*Document extract*:
######

Ifedayo is one of the 30 local government areas of Osun State in southwestern Nigeria. It is one of the most recent local government areas to be created.

Its headquarters are in the town of Oke-Ila Orangun.

It has an area of 128 km2 and a population of 37,058 at the 2006 census.

The postal code of the area is 234.

The people of Ifedayo consist of the Igbomina (or Ogbonna) sub-ethnic group of the Yoruba.
There are several other small towns and villages in the local government area, most of which lie west of Oke-Ila Orangun

Traditional Institution 
Notable paramount rulers in ifedayo Local Government include; The Orangun of Oke-Ila, HRH Oba Adedokun Omoniyi Abolarin; The Asaooni of Ora-Igbomina, Oba Tinuoye Atolagbe and the Akesin of Ora-Igbomina, Oba Samuel Oladoye Idowu.

Tourism

Ayinkunugba Waterfalls 
Ayinkunugba Waterfalls is located in Oke-Ila Orangun Ifedayo local government. The waterfalls is over 80m high and it is the opposite of Olumirin Waterfall where you climb to appreciate it, but in Ayinkunugba, people will descend to discover the wonderful work of nature that is in the beautiful landscape of mountains, caves and trees.

Ayinkunugba Waterfalls was discovered by a hunter who shot a strange animal called Kunugba. The shot animal rolled down and the hunter searched but could not find it, instead, discovered waterfalls and named it: Ayinkunugba (Where an animal Nugba, rolled and died).

Notable indigenes 
 (Professor) Olusola Adeyeye – former senator for Osun Central Senatorial District in the Upper Chamber of National Assembly, Abuja.
 (Hon.) Idowu Samuel Abiodun – the managing director, Center Point Hotel, Osogbo and annex in Oke-Ila Orangun, current chairman of Ifedayo LGA. Oke-Ila Orangun.
 (Surv.) T.J. Atolagbe – (Retired) Permanent Secretary, Osun State Government and the Asaooni of Ora Kingdom.
 (Chief) David Adeyeye Osundina – Asiwaju of Oke-Ila Orangun and first elected chairman of Ifedayo Local Government, Oke-Ila Orangun.
 (Omooba) 'Kunle Ayantoye – former CEO of Lepec Shipping Limited, Lagos and the immediate past chairman of Ifedayo LGA, Oke-Ila Orangun.

######

*Collected data*:
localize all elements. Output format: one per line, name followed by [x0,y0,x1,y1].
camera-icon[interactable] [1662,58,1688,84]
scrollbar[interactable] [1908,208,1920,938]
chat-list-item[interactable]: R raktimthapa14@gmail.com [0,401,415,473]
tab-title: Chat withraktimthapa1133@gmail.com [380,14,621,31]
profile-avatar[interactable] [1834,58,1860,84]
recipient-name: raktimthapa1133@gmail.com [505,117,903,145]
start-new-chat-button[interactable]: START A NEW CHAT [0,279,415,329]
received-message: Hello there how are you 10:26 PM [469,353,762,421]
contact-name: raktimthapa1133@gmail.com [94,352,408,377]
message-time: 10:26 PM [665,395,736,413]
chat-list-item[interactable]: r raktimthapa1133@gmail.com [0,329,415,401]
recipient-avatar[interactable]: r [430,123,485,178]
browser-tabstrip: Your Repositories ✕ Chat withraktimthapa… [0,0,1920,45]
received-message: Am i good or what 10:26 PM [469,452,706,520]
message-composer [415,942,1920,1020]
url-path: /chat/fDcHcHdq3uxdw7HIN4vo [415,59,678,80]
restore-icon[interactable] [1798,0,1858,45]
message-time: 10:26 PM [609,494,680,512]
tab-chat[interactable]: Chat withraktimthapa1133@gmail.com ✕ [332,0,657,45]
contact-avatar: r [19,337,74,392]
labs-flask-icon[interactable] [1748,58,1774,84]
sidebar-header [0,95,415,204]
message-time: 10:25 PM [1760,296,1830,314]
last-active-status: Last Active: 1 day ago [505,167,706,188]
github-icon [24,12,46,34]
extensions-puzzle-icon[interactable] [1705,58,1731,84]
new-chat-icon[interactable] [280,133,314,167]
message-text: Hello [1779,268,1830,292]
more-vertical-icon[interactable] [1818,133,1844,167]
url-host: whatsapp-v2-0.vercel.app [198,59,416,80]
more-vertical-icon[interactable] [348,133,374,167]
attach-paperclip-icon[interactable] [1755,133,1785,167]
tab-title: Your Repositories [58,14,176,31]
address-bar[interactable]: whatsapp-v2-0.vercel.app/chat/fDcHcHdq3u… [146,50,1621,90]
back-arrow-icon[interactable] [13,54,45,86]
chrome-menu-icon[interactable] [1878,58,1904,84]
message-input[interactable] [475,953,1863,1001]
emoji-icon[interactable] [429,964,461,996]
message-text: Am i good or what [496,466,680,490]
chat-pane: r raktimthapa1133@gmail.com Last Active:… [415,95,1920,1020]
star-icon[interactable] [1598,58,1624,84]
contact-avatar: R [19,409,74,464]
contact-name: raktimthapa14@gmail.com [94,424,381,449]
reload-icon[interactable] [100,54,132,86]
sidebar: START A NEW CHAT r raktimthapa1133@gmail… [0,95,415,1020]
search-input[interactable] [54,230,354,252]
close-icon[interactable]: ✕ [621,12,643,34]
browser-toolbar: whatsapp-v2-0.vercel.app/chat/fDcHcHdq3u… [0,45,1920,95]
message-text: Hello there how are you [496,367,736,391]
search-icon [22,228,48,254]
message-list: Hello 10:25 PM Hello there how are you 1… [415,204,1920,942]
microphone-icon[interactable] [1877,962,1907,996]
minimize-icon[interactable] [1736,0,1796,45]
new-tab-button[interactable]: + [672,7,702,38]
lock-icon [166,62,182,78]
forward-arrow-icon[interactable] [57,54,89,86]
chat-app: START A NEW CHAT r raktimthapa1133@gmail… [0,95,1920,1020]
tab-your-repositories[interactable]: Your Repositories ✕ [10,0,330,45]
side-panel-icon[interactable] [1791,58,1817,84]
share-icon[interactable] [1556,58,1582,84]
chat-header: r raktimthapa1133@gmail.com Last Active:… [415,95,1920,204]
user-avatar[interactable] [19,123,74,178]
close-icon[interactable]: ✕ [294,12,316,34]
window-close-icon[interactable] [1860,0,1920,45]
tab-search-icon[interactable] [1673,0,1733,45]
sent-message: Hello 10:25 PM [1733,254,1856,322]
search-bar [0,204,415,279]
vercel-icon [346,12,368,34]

######

*Task directions*: Swap "chairman" for "president" wherever it occurs in the Ifedayo article between "Notable indigenes" and "LGA, Oke-Ila Orangun.", inclusive, and write out that passage. Base every answer solely on the Ifedayo article.

*Your solution*:
Notable indigenes 
 (Professor) Olusola Adeyeye – former senator for Osun Central Senatorial District in the Upper Chamber of National Assembly, Abuja.
 (Hon.) Idowu Samuel Abiodun – the managing director, Center Point Hotel, Osogbo and annex in Oke-Ila Orangun, current president of Ifedayo LGA. Oke-Ila Orangun.
 (Surv.) T.J. Atolagbe – (Retired) Permanent Secretary, Osun State Government and the Asaooni of Ora Kingdom.
 (Chief) David Adeyeye Osundina – Asiwaju of Oke-Ila Orangun and first elected president of Ifedayo Local Government, Oke-Ila Orangun.
 (Omooba) 'Kunle Ayantoye – former CEO of Lepec Shipping Limited, Lagos and the immediate past president of Ifedayo LGA, Oke-Ila Orangun.